* _Provided records_
──────

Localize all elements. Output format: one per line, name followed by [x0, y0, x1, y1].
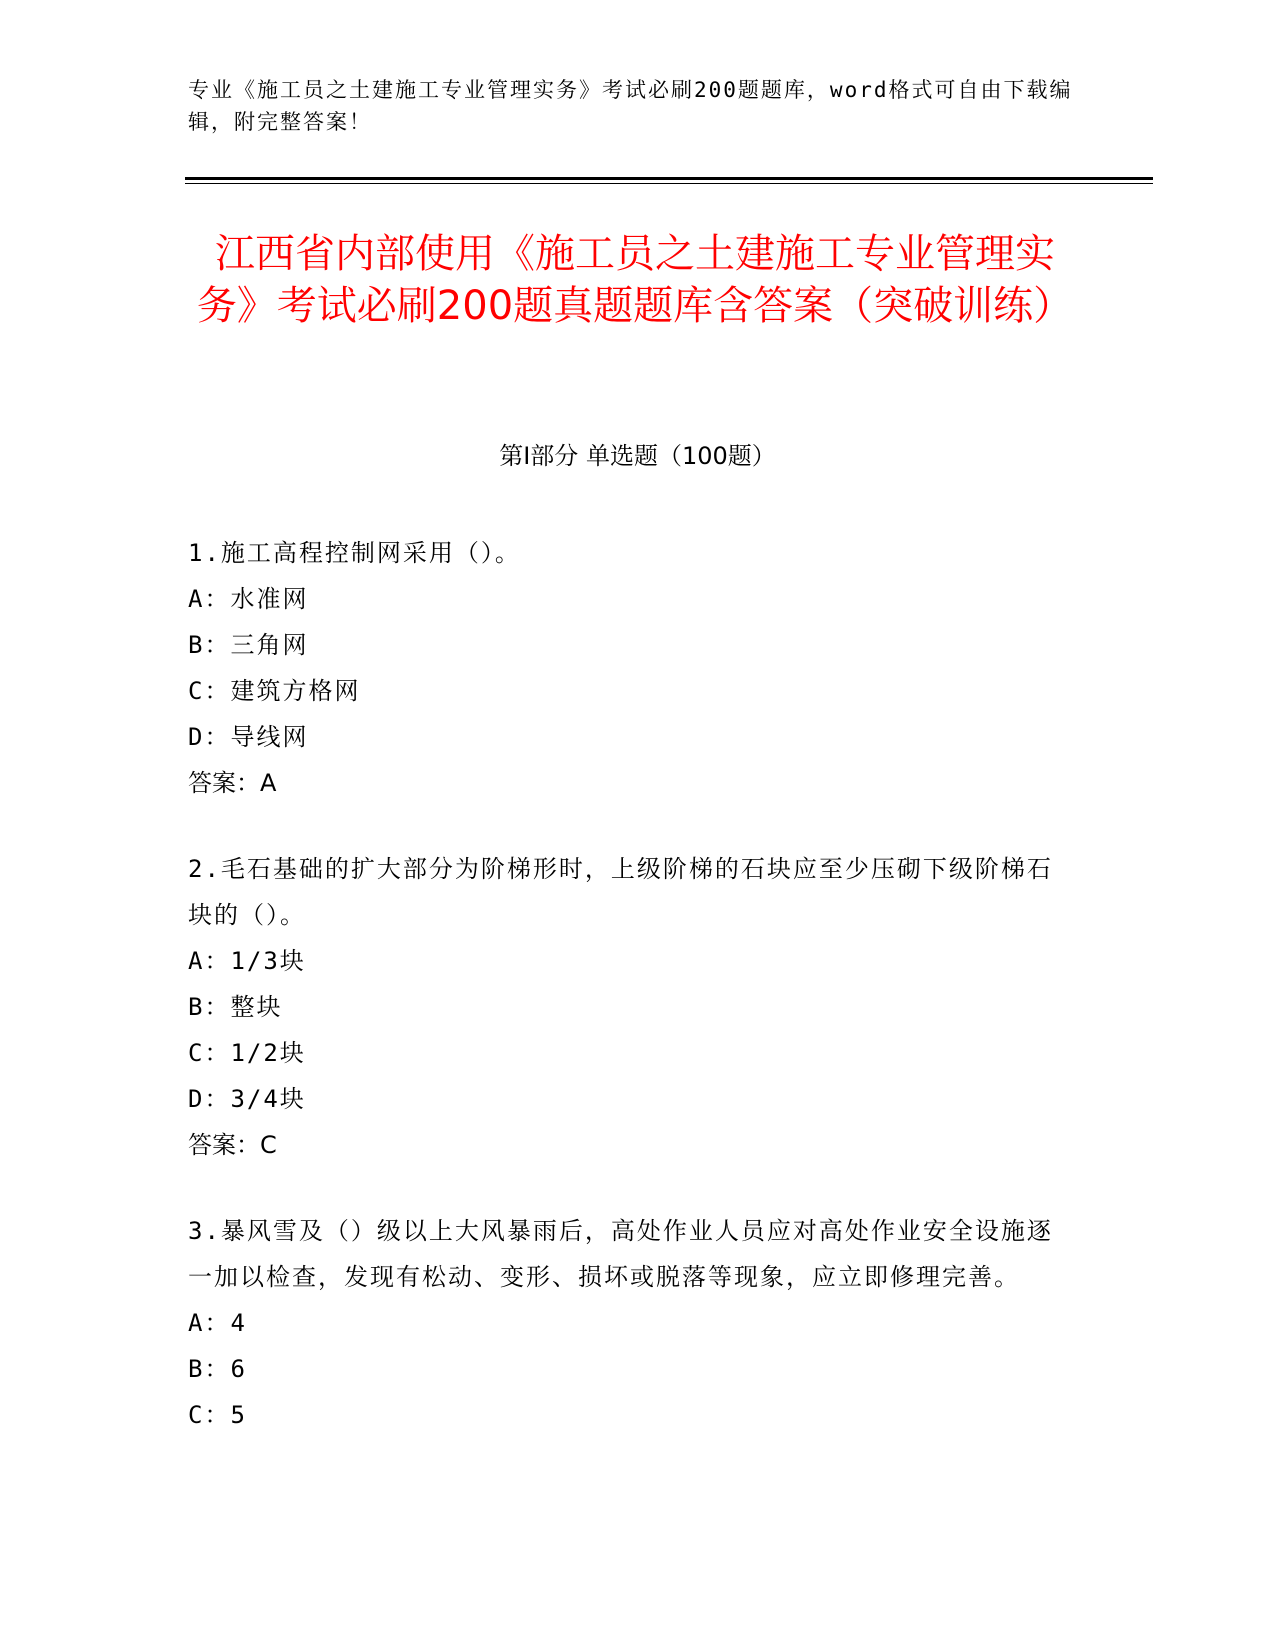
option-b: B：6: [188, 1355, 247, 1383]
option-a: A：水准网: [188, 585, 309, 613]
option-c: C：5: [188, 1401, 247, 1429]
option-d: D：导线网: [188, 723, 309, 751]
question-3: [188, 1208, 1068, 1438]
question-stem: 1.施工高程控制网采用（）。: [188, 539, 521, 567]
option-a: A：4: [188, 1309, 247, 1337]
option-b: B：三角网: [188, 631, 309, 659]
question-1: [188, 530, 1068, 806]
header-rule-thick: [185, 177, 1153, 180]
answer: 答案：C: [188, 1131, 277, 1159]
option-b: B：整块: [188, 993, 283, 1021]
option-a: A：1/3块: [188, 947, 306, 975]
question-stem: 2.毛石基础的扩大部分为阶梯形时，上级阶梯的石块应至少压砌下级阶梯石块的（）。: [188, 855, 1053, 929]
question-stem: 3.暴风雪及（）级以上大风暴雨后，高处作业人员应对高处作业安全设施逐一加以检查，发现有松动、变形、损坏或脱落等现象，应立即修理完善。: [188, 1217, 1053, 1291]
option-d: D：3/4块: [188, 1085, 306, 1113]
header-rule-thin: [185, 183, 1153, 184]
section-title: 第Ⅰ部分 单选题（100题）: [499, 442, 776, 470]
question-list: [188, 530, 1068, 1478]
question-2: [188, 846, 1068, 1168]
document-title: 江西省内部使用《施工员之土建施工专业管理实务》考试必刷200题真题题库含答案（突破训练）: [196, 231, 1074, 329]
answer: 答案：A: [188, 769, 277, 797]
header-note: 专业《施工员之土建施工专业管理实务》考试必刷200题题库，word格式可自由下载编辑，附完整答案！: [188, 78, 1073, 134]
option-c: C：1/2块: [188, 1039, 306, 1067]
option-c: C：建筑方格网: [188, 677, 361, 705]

──────

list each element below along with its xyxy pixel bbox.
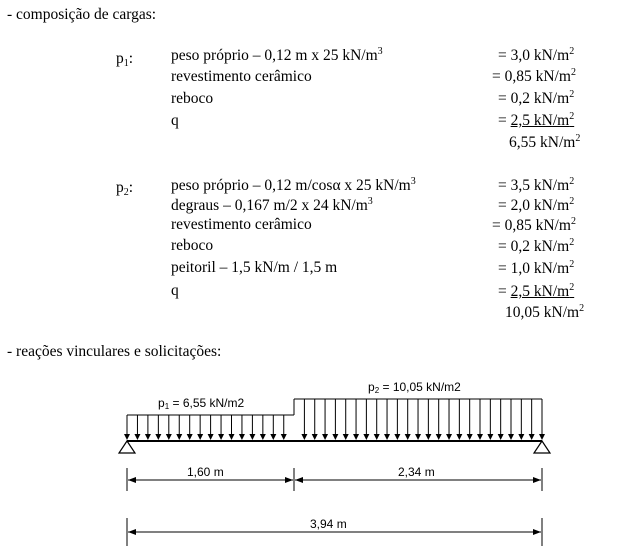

──────

* _What is required_
Arrange the rows from the line containing "Localize all elements." up to and including the line containing "option-c: C：建筑方格网: [188, 677, 361, 705]" as a JSON list of strings, one string per line, with blank lines omitted. Leave out the pictures.

* _Finished exercise_
[
  "Localize all elements. Output format: one per line, name followed by [x0, y0, x1, y1].",
  "option-b: B：6: [188, 1355, 247, 1383]",
  "option-a: A：水准网: [188, 585, 309, 613]",
  "option-c: C：5: [188, 1401, 247, 1429]",
  "option-d: D：导线网: [188, 723, 309, 751]",
  "question-3: [188, 1208, 1068, 1438]",
  "question-stem: 1.施工高程控制网采用（）。: [188, 539, 521, 567]",
  "option-a: A：4: [188, 1309, 247, 1337]",
  "option-b: B：三角网: [188, 631, 309, 659]",
  "question-1: [188, 530, 1068, 806]",
  "header-rule-thick: [185, 177, 1153, 180]",
  "answer: 答案：C: [188, 1131, 277, 1159]",
  "option-b: B：整块: [188, 993, 283, 1021]",
  "option-a: A：1/3块: [188, 947, 306, 975]",
  "question-stem: 2.毛石基础的扩大部分为阶梯形时，上级阶梯的石块应至少压砌下级阶梯石块的（）。: [188, 855, 1053, 929]",
  "question-stem: 3.暴风雪及（）级以上大风暴雨后，高处作业人员应对高处作业安全设施逐一加以检查，发现有松动、变形、损坏或脱落等现象，应立即修理完善。: [188, 1217, 1053, 1291]",
  "option-d: D：3/4块: [188, 1085, 306, 1113]",
  "header-rule-thin: [185, 183, 1153, 184]",
  "section-title: 第Ⅰ部分 单选题（100题）: [499, 442, 776, 470]",
  "question-list: [188, 530, 1068, 1478]",
  "question-2: [188, 846, 1068, 1168]",
  "document-title: 江西省内部使用《施工员之土建施工专业管理实务》考试必刷200题真题题库含答案（突破训练）: [196, 231, 1074, 329]",
  "answer: 答案：A: [188, 769, 277, 797]",
  "header-note: 专业《施工员之土建施工专业管理实务》考试必刷200题题库，word格式可自由下载编辑，附完整答案！: [188, 78, 1073, 134]",
  "option-c: C：1/2块: [188, 1039, 306, 1067]",
  "option-c: C：建筑方格网: [188, 677, 361, 705]"
]